TASK DIRECTIONS:
Copy out every record below exactly as written, but leave out any pictures.

---+---

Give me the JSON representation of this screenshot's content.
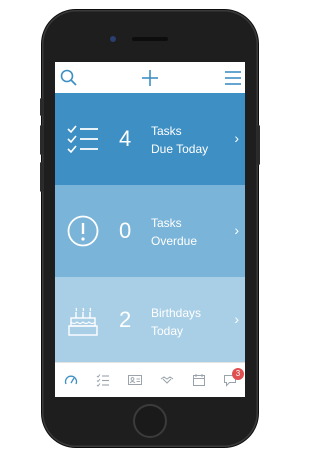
{
  "topbar": {
    "icons": [
      "search-icon",
      "plus-icon",
      "menu-icon"
    ]
  },
  "tiles": [
    {
      "count": "4",
      "line1": "Tasks",
      "line2": "Due Today",
      "icon": "checklist-icon",
      "color": "#3e8fc4"
    },
    {
      "count": "0",
      "line1": "Tasks",
      "line2": "Overdue",
      "icon": "alert-icon",
      "color": "#7ab4d8"
    },
    {
      "count": "2",
      "line1": "Birthdays",
      "line2": "Today",
      "icon": "cake-icon",
      "color": "#a9cfe6"
    }
  ],
  "tabbar": {
    "icons": [
      "dashboard-icon",
      "tasks-icon",
      "contacts-icon",
      "handshake-icon",
      "calendar-icon",
      "messages-icon"
    ],
    "badge": "3"
  },
  "colors": {
    "accent": "#3e8fc4"
  }
}
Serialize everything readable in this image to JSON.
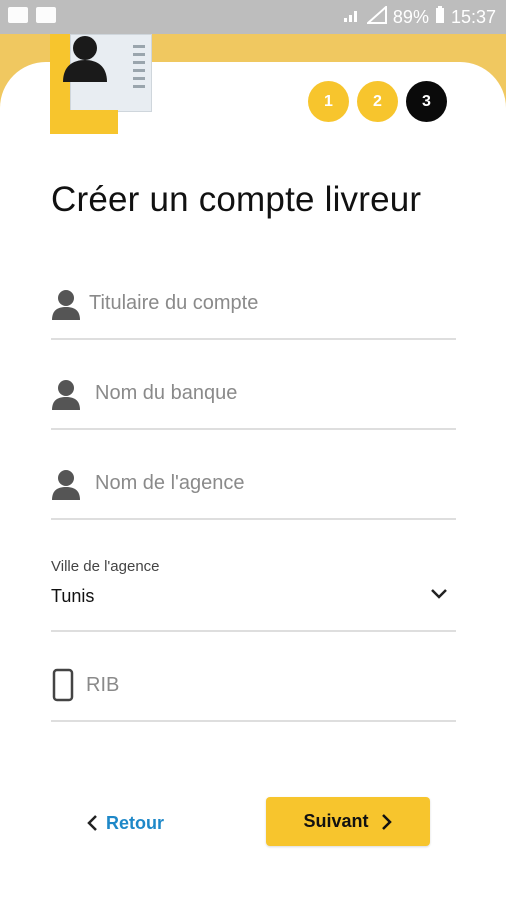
{
  "status_bar": {
    "battery": "89%",
    "time": "15:37"
  },
  "steps": [
    "1",
    "2",
    "3"
  ],
  "title": "Créer un compte livreur",
  "fields": {
    "holder": {
      "placeholder": "Titulaire du compte",
      "icon": "person-icon"
    },
    "bank": {
      "placeholder": "Nom du banque",
      "icon": "person-icon"
    },
    "agency": {
      "placeholder": "Nom de l'agence",
      "icon": "person-icon"
    },
    "city": {
      "label": "Ville de l'agence",
      "value": "Tunis",
      "icon": "chevron-down-icon"
    },
    "rib": {
      "placeholder": "RIB",
      "icon": "phone-icon"
    }
  },
  "buttons": {
    "back": "Retour",
    "next": "Suivant"
  },
  "colors": {
    "accent": "#f7c52d",
    "link": "#1e88c8",
    "active_step": "#0a0a0a"
  }
}
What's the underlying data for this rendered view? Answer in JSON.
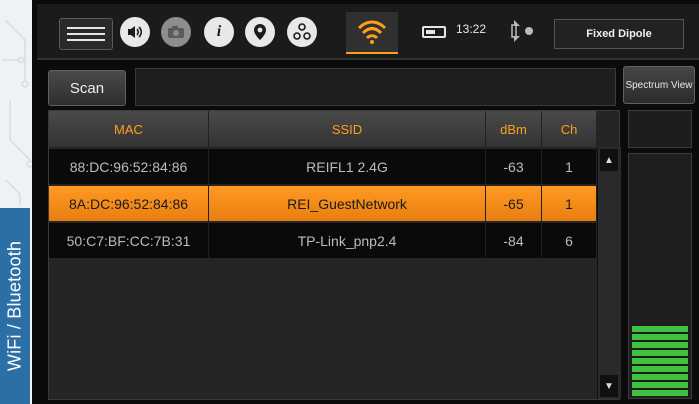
{
  "side_tab": {
    "label": "WiFi / Bluetooth"
  },
  "topbar": {
    "time": "13:22",
    "antenna_label": "Fixed Dipole",
    "icons": [
      "menu-icon",
      "speaker-icon",
      "camera-icon",
      "info-icon",
      "location-pin-icon",
      "network-icon",
      "wifi-icon",
      "battery-icon",
      "gps-icon"
    ],
    "accent_color": "#ff9e1a"
  },
  "controls": {
    "scan_label": "Scan",
    "scan_field_value": "",
    "spectrum_label": "Spectrum View"
  },
  "table": {
    "headers": {
      "mac": "MAC",
      "ssid": "SSID",
      "dbm": "dBm",
      "ch": "Ch"
    },
    "rows": [
      {
        "mac": "88:DC:96:52:84:86",
        "ssid": "REIFL1 2.4G",
        "dbm": "-63",
        "ch": "1",
        "selected": false
      },
      {
        "mac": "8A:DC:96:52:84:86",
        "ssid": "REI_GuestNetwork",
        "dbm": "-65",
        "ch": "1",
        "selected": true
      },
      {
        "mac": "50:C7:BF:CC:7B:31",
        "ssid": "TP-Link_pnp2.4",
        "dbm": "-84",
        "ch": "6",
        "selected": false
      }
    ]
  },
  "signal_meter": {
    "level": 0.3,
    "color": "#3fc33f"
  }
}
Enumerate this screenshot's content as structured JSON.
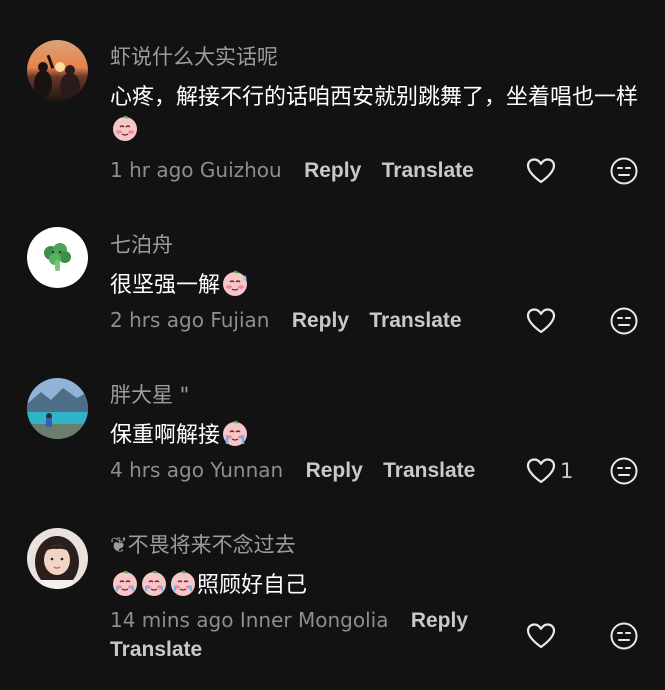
{
  "comments": [
    {
      "username": "虾说什么大实话呢",
      "text": "心疼，解接不行的话咱西安就别跳舞了，坐着唱也一样",
      "emoji": [
        "blush-face-emoji"
      ],
      "time": "1 hr ago",
      "location": "Guizhou",
      "reply_label": "Reply",
      "translate_label": "Translate",
      "like_count": ""
    },
    {
      "username": "七泊舟",
      "text": "很坚强一解",
      "emoji": [
        "sweat-face-emoji"
      ],
      "time": "2 hrs ago",
      "location": "Fujian",
      "reply_label": "Reply",
      "translate_label": "Translate",
      "like_count": ""
    },
    {
      "username": "胖大星 \"",
      "text": "保重啊解接",
      "emoji": [
        "crying-face-emoji"
      ],
      "time": "4 hrs ago",
      "location": "Yunnan",
      "reply_label": "Reply",
      "translate_label": "Translate",
      "like_count": "1"
    },
    {
      "username": "❦不畏将来不念过去",
      "text": "照顾好自己",
      "emoji": [
        "teary-face-emoji",
        "teary-face-emoji",
        "teary-face-emoji"
      ],
      "time": "14 mins ago",
      "location": "Inner Mongolia",
      "reply_label": "Reply",
      "translate_label": "Translate",
      "like_count": ""
    }
  ],
  "icons": {
    "like": "heart-outline-icon",
    "dislike": "neutral-face-icon"
  },
  "colors": {
    "background": "#121212",
    "username": "#9c9ca0",
    "body_text": "#ffffff",
    "meta": "#8d8d92",
    "action": "#c9c9cc"
  }
}
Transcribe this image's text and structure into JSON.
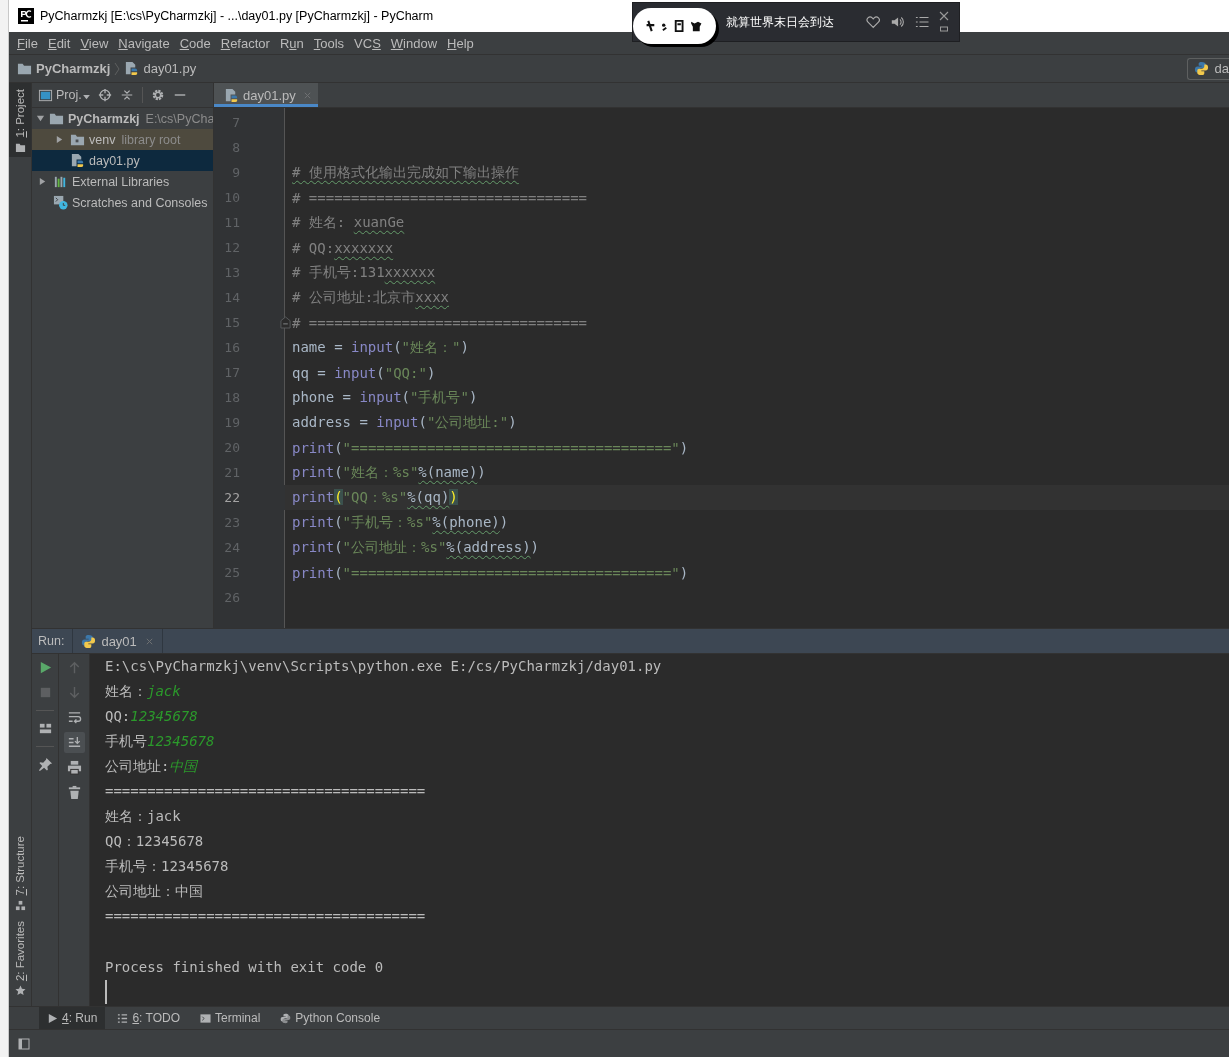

---+---

RESULT OF THIS TASK:
Give me the JSON representation of this screenshot's content.
{
  "topbar": {
    "icons": [
      "search-icon",
      "plus-icon",
      "menu-icon"
    ]
  },
  "tiles": [
    {
      "count": "4",
      "line1": "Tasks",
      "line2": "Due Today",
      "icon": "checklist-icon",
      "color": "#3e8fc4"
    },
    {
      "count": "0",
      "line1": "Tasks",
      "line2": "Overdue",
      "icon": "alert-icon",
      "color": "#7ab4d8"
    },
    {
      "count": "2",
      "line1": "Birthdays",
      "line2": "Today",
      "icon": "cake-icon",
      "color": "#a9cfe6"
    }
  ],
  "tabbar": {
    "icons": [
      "dashboard-icon",
      "tasks-icon",
      "contacts-icon",
      "handshake-icon",
      "calendar-icon",
      "messages-icon"
    ],
    "badge": "3"
  },
  "colors": {
    "accent": "#3e8fc4"
  }
}
Serialize everything readable in this image to JSON.
{
  "status_bar": {
    "battery": "89%",
    "time": "15:37"
  },
  "steps": [
    "1",
    "2",
    "3"
  ],
  "title": "Créer un compte livreur",
  "fields": {
    "holder": {
      "placeholder": "Titulaire du compte",
      "icon": "person-icon"
    },
    "bank": {
      "placeholder": "Nom du banque",
      "icon": "person-icon"
    },
    "agency": {
      "placeholder": "Nom de l'agence",
      "icon": "person-icon"
    },
    "city": {
      "label": "Ville de l'agence",
      "value": "Tunis",
      "icon": "chevron-down-icon"
    },
    "rib": {
      "placeholder": "RIB",
      "icon": "phone-icon"
    }
  },
  "buttons": {
    "back": "Retour",
    "next": "Suivant"
  },
  "colors": {
    "accent": "#f7c52d",
    "link": "#1e88c8",
    "active_step": "#0a0a0a"
  }
}
What's the underlying data for this rendered view? Answer in JSON.
{
  "side_tab": {
    "label": "WiFi / Bluetooth"
  },
  "topbar": {
    "time": "13:22",
    "antenna_label": "Fixed Dipole",
    "icons": [
      "menu-icon",
      "speaker-icon",
      "camera-icon",
      "info-icon",
      "location-pin-icon",
      "network-icon",
      "wifi-icon",
      "battery-icon",
      "gps-icon"
    ],
    "accent_color": "#ff9e1a"
  },
  "controls": {
    "scan_label": "Scan",
    "scan_field_value": "",
    "spectrum_label": "Spectrum View"
  },
  "table": {
    "headers": {
      "mac": "MAC",
      "ssid": "SSID",
      "dbm": "dBm",
      "ch": "Ch"
    },
    "rows": [
      {
        "mac": "88:DC:96:52:84:86",
        "ssid": "REIFL1 2.4G",
        "dbm": "-63",
        "ch": "1",
        "selected": false
      },
      {
        "mac": "8A:DC:96:52:84:86",
        "ssid": "REI_GuestNetwork",
        "dbm": "-65",
        "ch": "1",
        "selected": true
      },
      {
        "mac": "50:C7:BF:CC:7B:31",
        "ssid": "TP-Link_pnp2.4",
        "dbm": "-84",
        "ch": "6",
        "selected": false
      }
    ]
  },
  "signal_meter": {
    "level": 0.3,
    "color": "#3fc33f"
  }
}
Enumerate this screenshot's content as structured JSON.
{
  "comments": [
    {
      "username": "虾说什么大实话呢",
      "text": "心疼，解接不行的话咱西安就别跳舞了，坐着唱也一样",
      "emoji": [
        "blush-face-emoji"
      ],
      "time": "1 hr ago",
      "location": "Guizhou",
      "reply_label": "Reply",
      "translate_label": "Translate",
      "like_count": ""
    },
    {
      "username": "七泊舟",
      "text": "很坚强一解",
      "emoji": [
        "sweat-face-emoji"
      ],
      "time": "2 hrs ago",
      "location": "Fujian",
      "reply_label": "Reply",
      "translate_label": "Translate",
      "like_count": ""
    },
    {
      "username": "胖大星 \"",
      "text": "保重啊解接",
      "emoji": [
        "crying-face-emoji"
      ],
      "time": "4 hrs ago",
      "location": "Yunnan",
      "reply_label": "Reply",
      "translate_label": "Translate",
      "like_count": "1"
    },
    {
      "username": "❦不畏将来不念过去",
      "text": "照顾好自己",
      "emoji": [
        "teary-face-emoji",
        "teary-face-emoji",
        "teary-face-emoji"
      ],
      "time": "14 mins ago",
      "location": "Inner Mongolia",
      "reply_label": "Reply",
      "translate_label": "Translate",
      "like_count": ""
    }
  ],
  "icons": {
    "like": "heart-outline-icon",
    "dislike": "neutral-face-icon"
  },
  "colors": {
    "background": "#121212",
    "username": "#9c9ca0",
    "body_text": "#ffffff",
    "meta": "#8d8d92",
    "action": "#c9c9cc"
  }
}
Transcribe this image's text and structure into JSON.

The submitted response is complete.